What you have to do
Exactly reproduce all the records, keeping pictures out of the copy.

(Extracted data entries)
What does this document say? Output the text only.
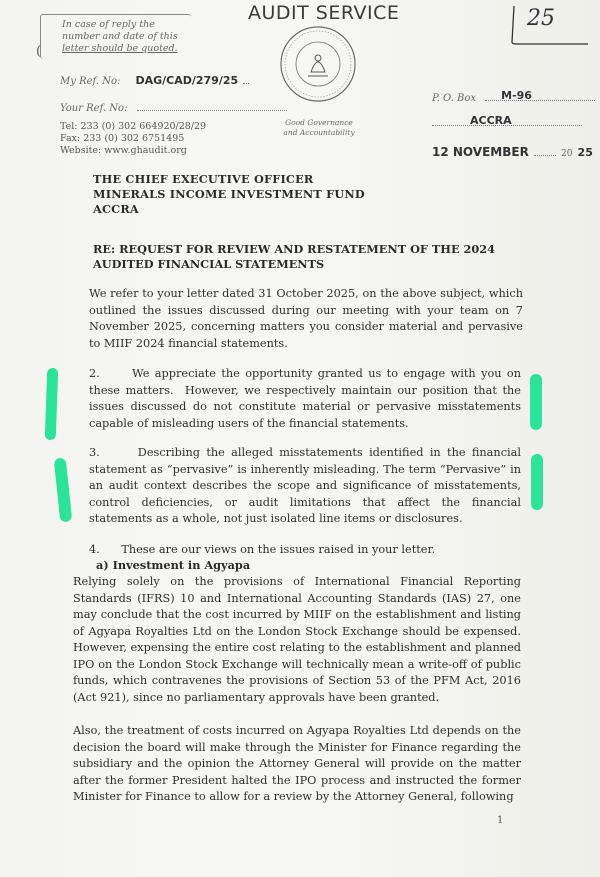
AUDIT SERVICE
In case of reply the
number and date of this
letter should be quoted.
(
My Ref. No: DAG/CAD/279/25
Your Ref. No:
Tel: 233 (0) 302 664920/28/29
Fax: 233 (0) 302 6751495
Website: www.ghaudit.org
Good Governance
and Accountability
25
P. O. Box M-96
ACCRA
12 NOVEMBER	20 25
THE CHIEF EXECUTIVE OFFICER
MINERALS INCOME INVESTMENT FUND
ACCRA
RE: REQUEST FOR REVIEW AND RESTATEMENT OF THE 2024 AUDITED FINANCIAL STATEMENTS
We refer to your letter dated 31 October 2025, on the above subject, which outlined the issues discussed during our meeting with your team on 7 November 2025, concerning matters you consider material and pervasive to MIIF 2024 financial statements.
2.      We appreciate the opportunity granted us to engage with you on these matters.  However, we respectively maintain our position that the issues discussed do not constitute material or pervasive misstatements capable of misleading users of the financial statements.
3.      Describing the alleged misstatements identified in the financial statement as “pervasive” is inherently misleading. The term “Pervasive” in an audit context describes the scope and significance of misstatements, control deficiencies, or audit limitations that affect the financial statements as a whole, not just isolated line items or disclosures.
4.      These are our views on the issues raised in your letter.
a) Investment in Agyapa
Relying solely on the provisions of International Financial Reporting Standards (IFRS) 10 and International Accounting Standards (IAS) 27, one may conclude that the cost incurred by MIIF on the establishment and listing of Agyapa Royalties Ltd on the London Stock Exchange should be expensed. However, expensing the entire cost relating to the establishment and planned IPO on the London Stock Exchange will technically mean a write-off of public funds, which contravenes the provisions of Section 53 of the PFM Act, 2016 (Act 921), since no parliamentary approvals have been granted.
Also, the treatment of costs incurred on Agyapa Royalties Ltd depends on the decision the board will make through the Minister for Finance regarding the subsidiary and the opinion the Attorney General will provide on the matter after the former President halted the IPO process and instructed the former Minister for Finance to allow for a review by the Attorney General, following
1
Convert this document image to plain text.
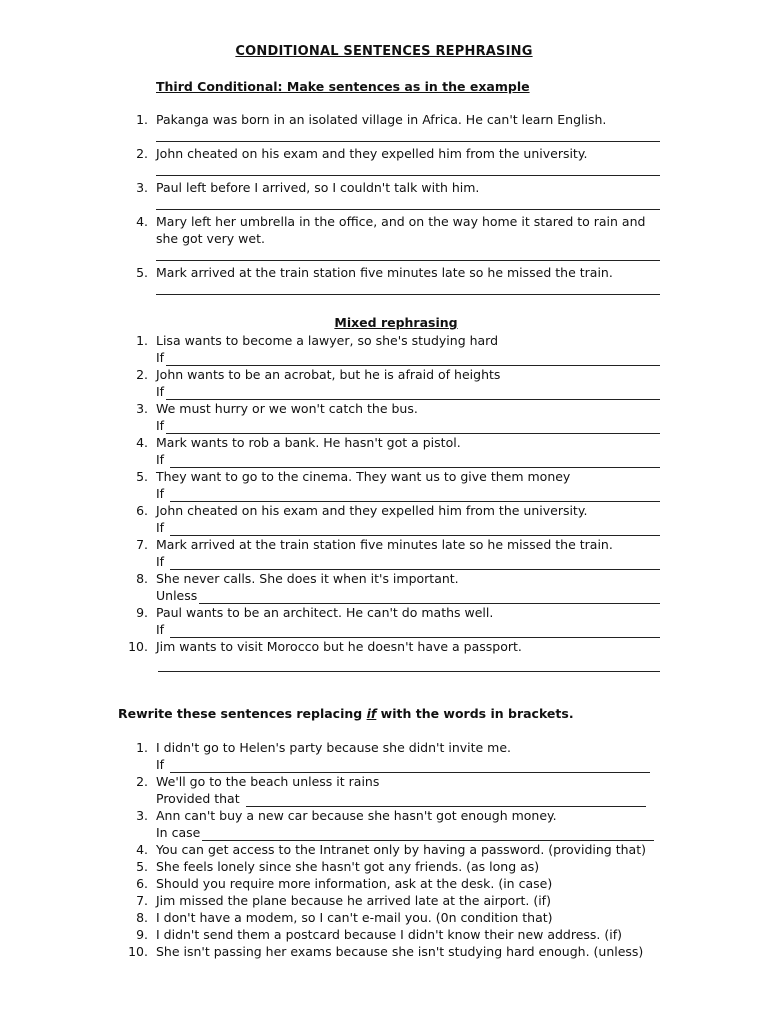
CONDITIONAL SENTENCES REPHRASING
Third Conditional: Make sentences as in the example
1. Pakanga was born in an isolated village in Africa. He can't learn English.
2. John cheated on his exam and they expelled him from the university.
3. Paul left before I arrived, so I couldn't talk with him.
4. Mary left her umbrella in the office, and on the way home it stared to rain and she got very wet.
5. Mark arrived at the train station five minutes late so he missed the train.
Mixed rephrasing
1. Lisa wants to become a lawyer, so she's studying hard
If
2. John wants to be an acrobat, but he is afraid of heights
If
3. We must hurry or we won't catch the bus.
If
4. Mark wants to rob a bank. He hasn't got a pistol.
If
5. They want to go to the cinema. They want us to give them money
If
6. John cheated on his exam and they expelled him from the university.
If
7. Mark arrived at the train station five minutes late so he missed the train.
If
8. She never calls. She does it when it's important.
Unless
9. Paul wants to be an architect. He can't do maths well.
If
10. Jim wants to visit Morocco but he doesn't have a passport.
Rewrite these sentences replacing if with the words in brackets.
1. I didn't go to Helen's party because she didn't invite me.
If
2. We'll go to the beach unless it rains
Provided that
3. Ann can't buy a new car because she hasn't got enough money.
In case
4. You can get access to the Intranet only by having a password. (providing that)
5. She feels lonely since she hasn't got any friends. (as long as)
6. Should you require more information, ask at the desk. (in case)
7. Jim missed the plane because he arrived late at the airport. (if)
8. I don't have a modem, so I can't e-mail you. (0n condition that)
9. I didn't send them a postcard because I didn't know their new address. (if)
10. She isn't passing her exams because she isn't studying hard enough. (unless)
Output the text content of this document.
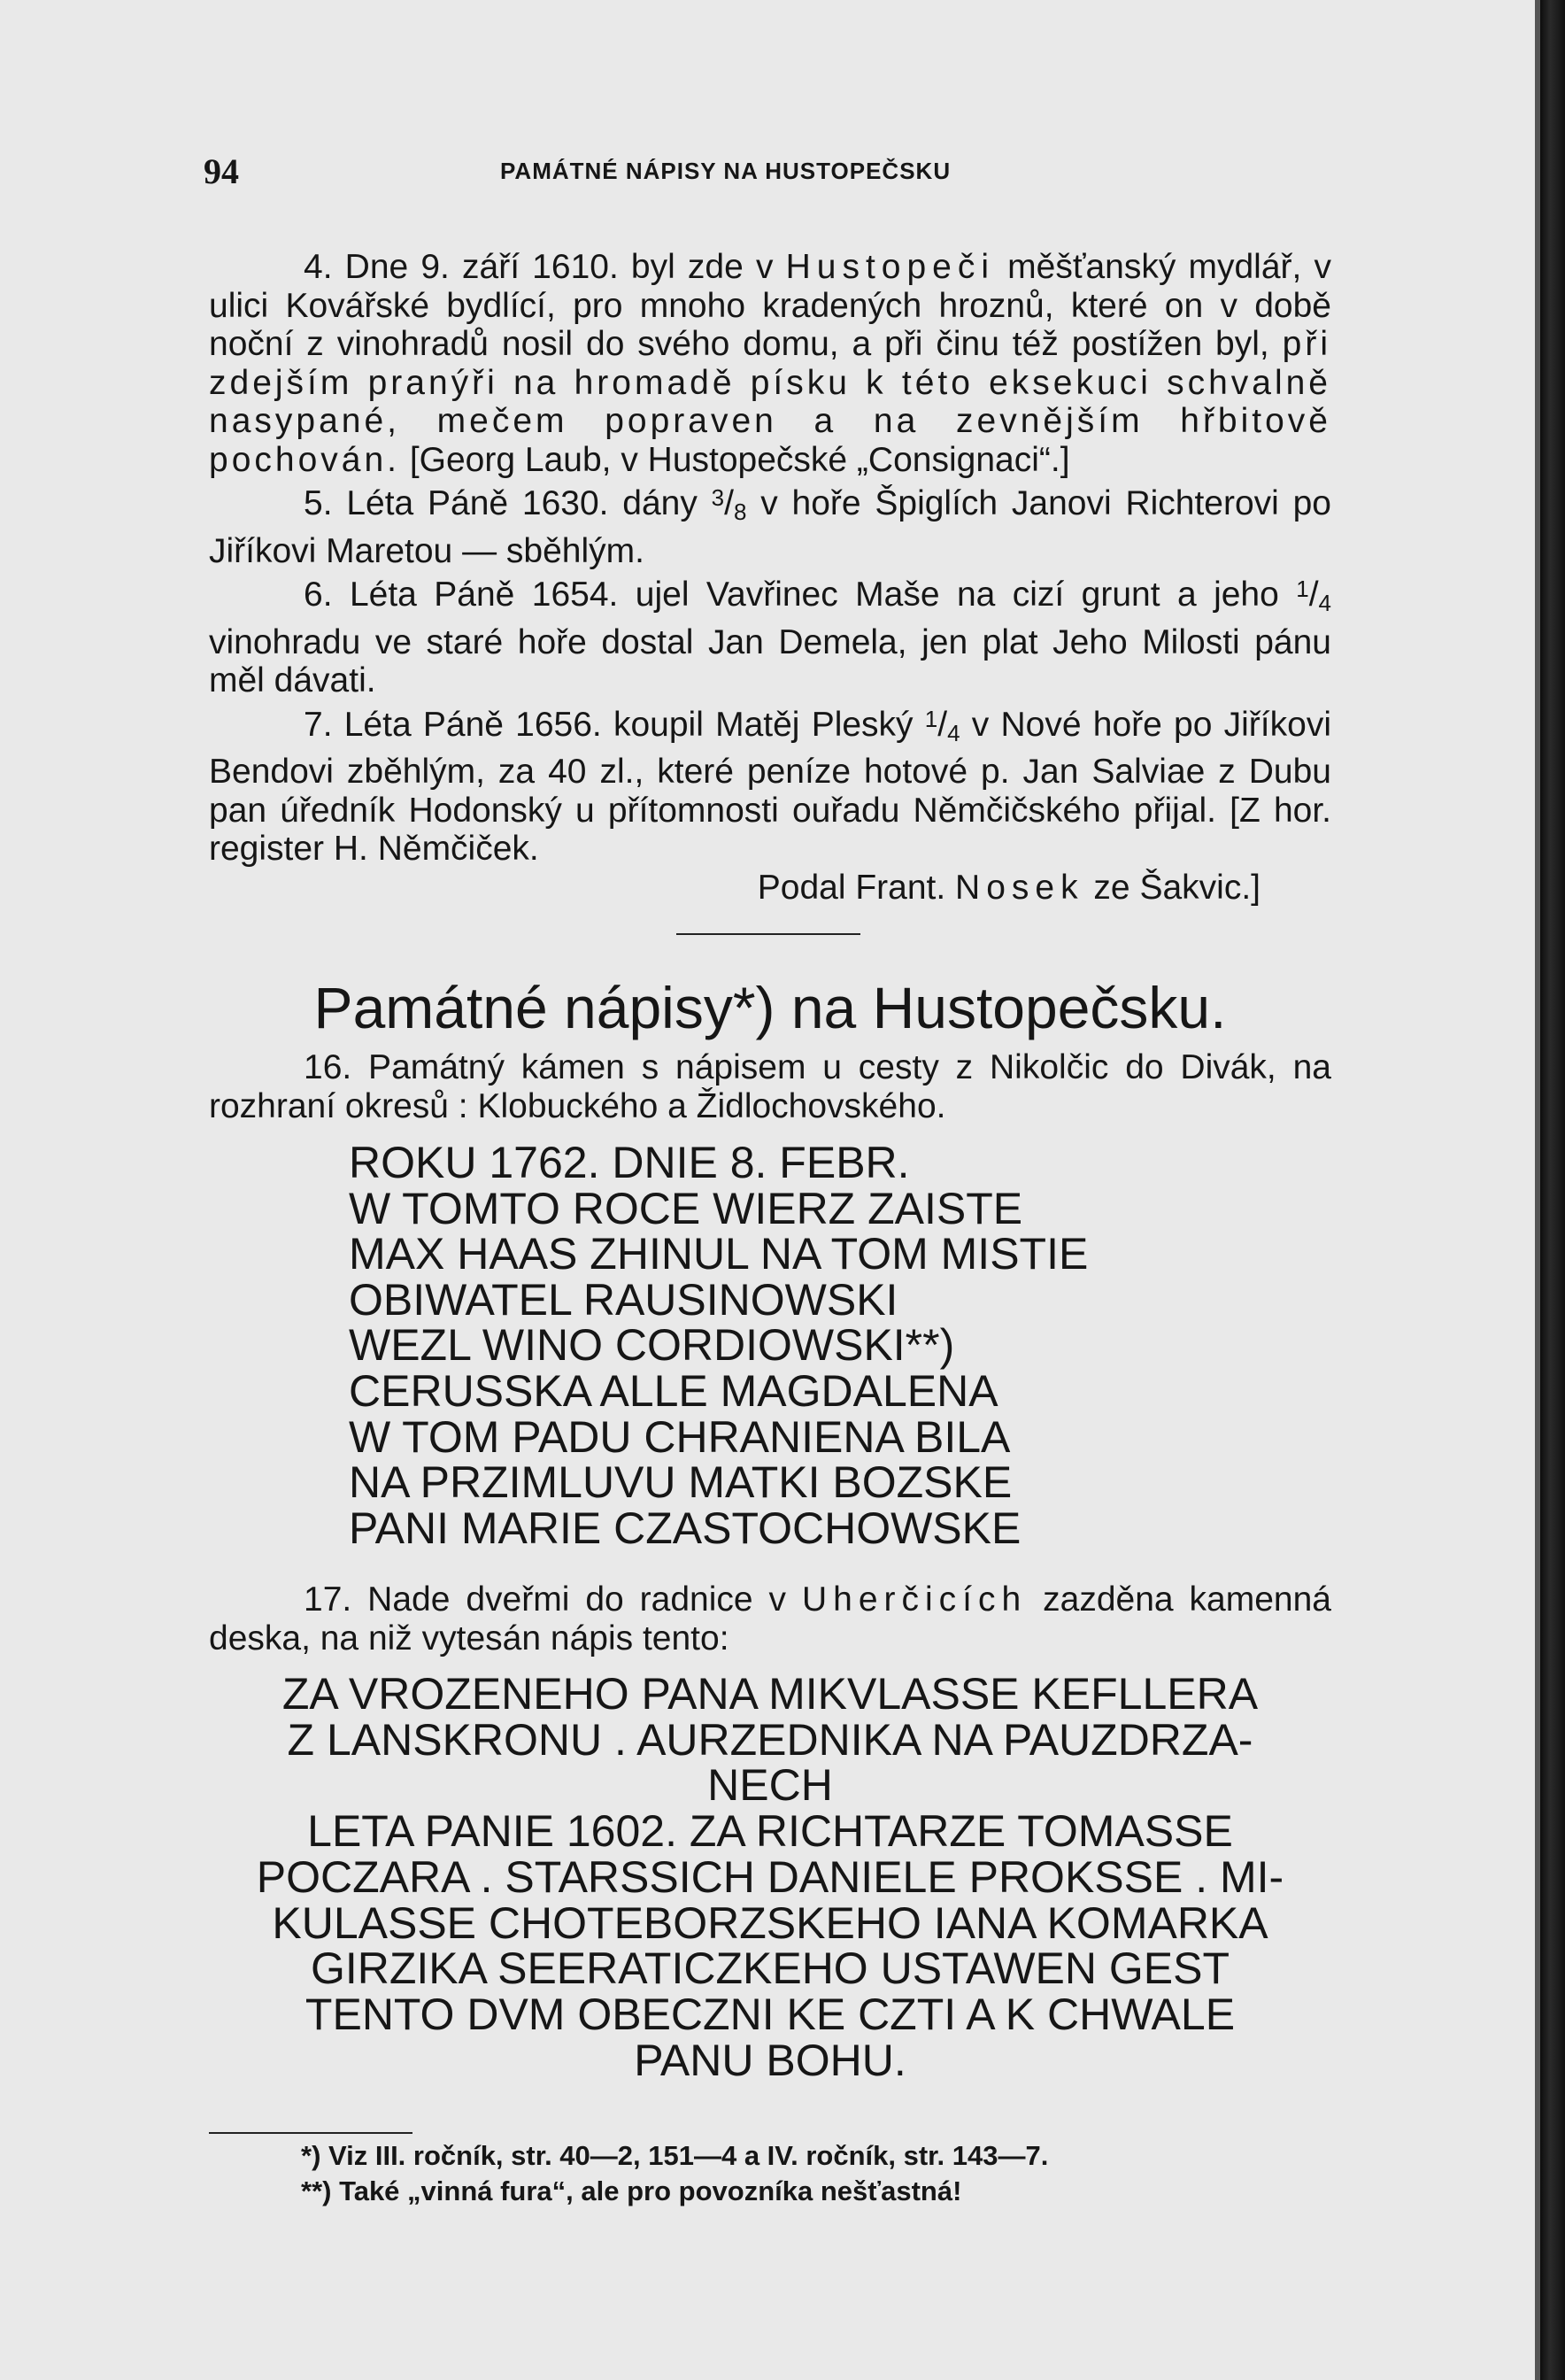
94	PAMÁTNÉ NÁPISY NA HUSTOPEČSKU

4. Dne 9. září 1610. byl zde v Hustopeči měšťanský mydlář, v ulici Kovářské bydlící, pro mnoho kradených hroznů, které on v době noční z vinohradů nosil do svého domu, a při činu též postížen byl, při zdejším pranýři na hromadě písku k této eksekuci schvalně nasypané, mečem popraven a na zevnějším hřbitově pochován. [Georg Laub, v Hustopečské „Consignaci“.]

5. Léta Páně 1630. dány $^3$/8 v hoře Špiglích Janovi Richterovi po Jiříkovi Maretou — sběhlým.

6. Léta Páně 1654. ujel Vavřinec Maše na cizí grunt a jeho $^1$/4 vinohradu ve staré hoře dostal Jan Demela, jen plat Jeho Milosti pánu měl dávati.

7. Léta Páně 1656. koupil Matěj Pleský $^1$/4 v Nové hoře po Jiříkovi Bendovi zběhlým, za 40 zl., které peníze hotové p. Jan Salviae z Dubu pan úředník Hodonský u přítomnosti ouřadu Němčičského přijal. [Z hor. register H. Němčiček.

Podal Frant. Nosek ze Šakvic.]

Památné nápisy*) na Hustopečsku.

16. Památný kámen s nápisem u cesty z Nikolčic do Divák, na rozhraní okresů : Klobuckého a Židlochovského.

ROKU 1762. DNIE 8. FEBR.
W TOMTO ROCE WIERZ ZAISTE
MAX HAAS ZHINUL NA TOM MISTIE
OBIWATEL RAUSINOWSKI
WEZL WINO CORDIOWSKI**)
CERUSSKA ALLE MAGDALENA
W TOM PADU CHRANIENA BILA
NA PRZIMLUVU MATKI BOZSKE
PANI MARIE CZASTOCHOWSKE

17. Nade dveřmi do radnice v Uherčicích zazděna kamenná deska, na niž vytesán nápis tento:

ZA VROZENEHO PANA MIKVLASSE KEFLLERA
Z LANSKRONU . AURZEDNIKA NA PAUZDRZA-
NECH
LETA PANIE 1602. ZA RICHTARZE TOMASSE
POCZARA . STARSSICH DANIELE PROKSSE . MI-
KULASSE CHOTEBORZSKEHO IANA KOMARKA
GIRZIKA SEERATICZKEHO USTAWEN GEST
TENTO DVM OBECZNI KE CZTI A K CHWALE
PANU BOHU.
*) Viz III. ročník, str. 40—2, 151—4 a IV. ročník, str. 143—7.
**) Také „vinná fura“, ale pro povozníka nešťastná!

Complete answer
What does this document say? Output the text only.
AUDIT SERVICE
In case of reply the
number and date of this
letter should be quoted.
(
My Ref. No: DAG/CAD/279/25
Your Ref. No:
Tel: 233 (0) 302 664920/28/29
Fax: 233 (0) 302 6751495
Website: www.ghaudit.org
Good Governance
and Accountability
25
P. O. Box M-96
ACCRA
12 NOVEMBER	20 25
THE CHIEF EXECUTIVE OFFICER
MINERALS INCOME INVESTMENT FUND
ACCRA
RE: REQUEST FOR REVIEW AND RESTATEMENT OF THE 2024 AUDITED FINANCIAL STATEMENTS
We refer to your letter dated 31 October 2025, on the above subject, which outlined the issues discussed during our meeting with your team on 7 November 2025, concerning matters you consider material and pervasive to MIIF 2024 financial statements.
2.      We appreciate the opportunity granted us to engage with you on these matters.  However, we respectively maintain our position that the issues discussed do not constitute material or pervasive misstatements capable of misleading users of the financial statements.
3.      Describing the alleged misstatements identified in the financial statement as “pervasive” is inherently misleading. The term “Pervasive” in an audit context describes the scope and significance of misstatements, control deficiencies, or audit limitations that affect the financial statements as a whole, not just isolated line items or disclosures.
4.      These are our views on the issues raised in your letter.
a) Investment in Agyapa
Relying solely on the provisions of International Financial Reporting Standards (IFRS) 10 and International Accounting Standards (IAS) 27, one may conclude that the cost incurred by MIIF on the establishment and listing of Agyapa Royalties Ltd on the London Stock Exchange should be expensed. However, expensing the entire cost relating to the establishment and planned IPO on the London Stock Exchange will technically mean a write-off of public funds, which contravenes the provisions of Section 53 of the PFM Act, 2016 (Act 921), since no parliamentary approvals have been granted.
Also, the treatment of costs incurred on Agyapa Royalties Ltd depends on the decision the board will make through the Minister for Finance regarding the subsidiary and the opinion the Attorney General will provide on the matter after the former President halted the IPO process and instructed the former Minister for Finance to allow for a review by the Attorney General, following
1
Convert this document image to plain text.
CONDITIONAL SENTENCES REPHRASING
Third Conditional: Make sentences as in the example
1. Pakanga was born in an isolated village in Africa. He can't learn English.
2. John cheated on his exam and they expelled him from the university.
3. Paul left before I arrived, so I couldn't talk with him.
4. Mary left her umbrella in the office, and on the way home it stared to rain and she got very wet.
5. Mark arrived at the train station five minutes late so he missed the train.
Mixed rephrasing
1. Lisa wants to become a lawyer, so she's studying hard
If
2. John wants to be an acrobat, but he is afraid of heights
If
3. We must hurry or we won't catch the bus.
If
4. Mark wants to rob a bank. He hasn't got a pistol.
If
5. They want to go to the cinema. They want us to give them money
If
6. John cheated on his exam and they expelled him from the university.
If
7. Mark arrived at the train station five minutes late so he missed the train.
If
8. She never calls. She does it when it's important.
Unless
9. Paul wants to be an architect. He can't do maths well.
If
10. Jim wants to visit Morocco but he doesn't have a passport.
Rewrite these sentences replacing if with the words in brackets.
1. I didn't go to Helen's party because she didn't invite me.
If
2. We'll go to the beach unless it rains
Provided that
3. Ann can't buy a new car because she hasn't got enough money.
In case
4. You can get access to the Intranet only by having a password. (providing that)
5. She feels lonely since she hasn't got any friends. (as long as)
6. Should you require more information, ask at the desk. (in case)
7. Jim missed the plane because he arrived late at the airport. (if)
8. I don't have a modem, so I can't e-mail you. (0n condition that)
9. I didn't send them a postcard because I didn't know their new address. (if)
10. She isn't passing her exams because she isn't studying hard enough. (unless)
Output the text content of this document.
94	PAMÁTNÉ NÁPISY NA HUSTOPEČSKU

4. Dne 9. září 1610. byl zde v Hustopeči měšťanský mydlář, v ulici Kovářské bydlící, pro mnoho kradených hroznů, které on v době noční z vinohradů nosil do svého domu, a při činu též postížen byl, při zdejším pranýři na hromadě písku k této eksekuci schvalně nasypané, mečem popraven a na zevnějším hřbitově pochován. [Georg Laub, v Hustopečské „Consignaci“.]

5. Léta Páně 1630. dány $^3$/8 v hoře Špiglích Janovi Richterovi po Jiříkovi Maretou — sběhlým.

6. Léta Páně 1654. ujel Vavřinec Maše na cizí grunt a jeho $^1$/4 vinohradu ve staré hoře dostal Jan Demela, jen plat Jeho Milosti pánu měl dávati.

7. Léta Páně 1656. koupil Matěj Pleský $^1$/4 v Nové hoře po Jiříkovi Bendovi zběhlým, za 40 zl., které peníze hotové p. Jan Salviae z Dubu pan úředník Hodonský u přítomnosti ouřadu Němčičského přijal. [Z hor. register H. Němčiček.

Podal Frant. Nosek ze Šakvic.]

Památné nápisy*) na Hustopečsku.

16. Památný kámen s nápisem u cesty z Nikolčic do Divák, na rozhraní okresů : Klobuckého a Židlochovského.

ROKU 1762. DNIE 8. FEBR.
W TOMTO ROCE WIERZ ZAISTE
MAX HAAS ZHINUL NA TOM MISTIE
OBIWATEL RAUSINOWSKI
WEZL WINO CORDIOWSKI**)
CERUSSKA ALLE MAGDALENA
W TOM PADU CHRANIENA BILA
NA PRZIMLUVU MATKI BOZSKE
PANI MARIE CZASTOCHOWSKE

17. Nade dveřmi do radnice v Uherčicích zazděna kamenná deska, na niž vytesán nápis tento:

ZA VROZENEHO PANA MIKVLASSE KEFLLERA
Z LANSKRONU . AURZEDNIKA NA PAUZDRZA-
NECH
LETA PANIE 1602. ZA RICHTARZE TOMASSE
POCZARA . STARSSICH DANIELE PROKSSE . MI-
KULASSE CHOTEBORZSKEHO IANA KOMARKA
GIRZIKA SEERATICZKEHO USTAWEN GEST
TENTO DVM OBECZNI KE CZTI A K CHWALE
PANU BOHU.
*) Viz III. ročník, str. 40—2, 151—4 a IV. ročník, str. 143—7.
**) Také „vinná fura“, ale pro povozníka nešťastná!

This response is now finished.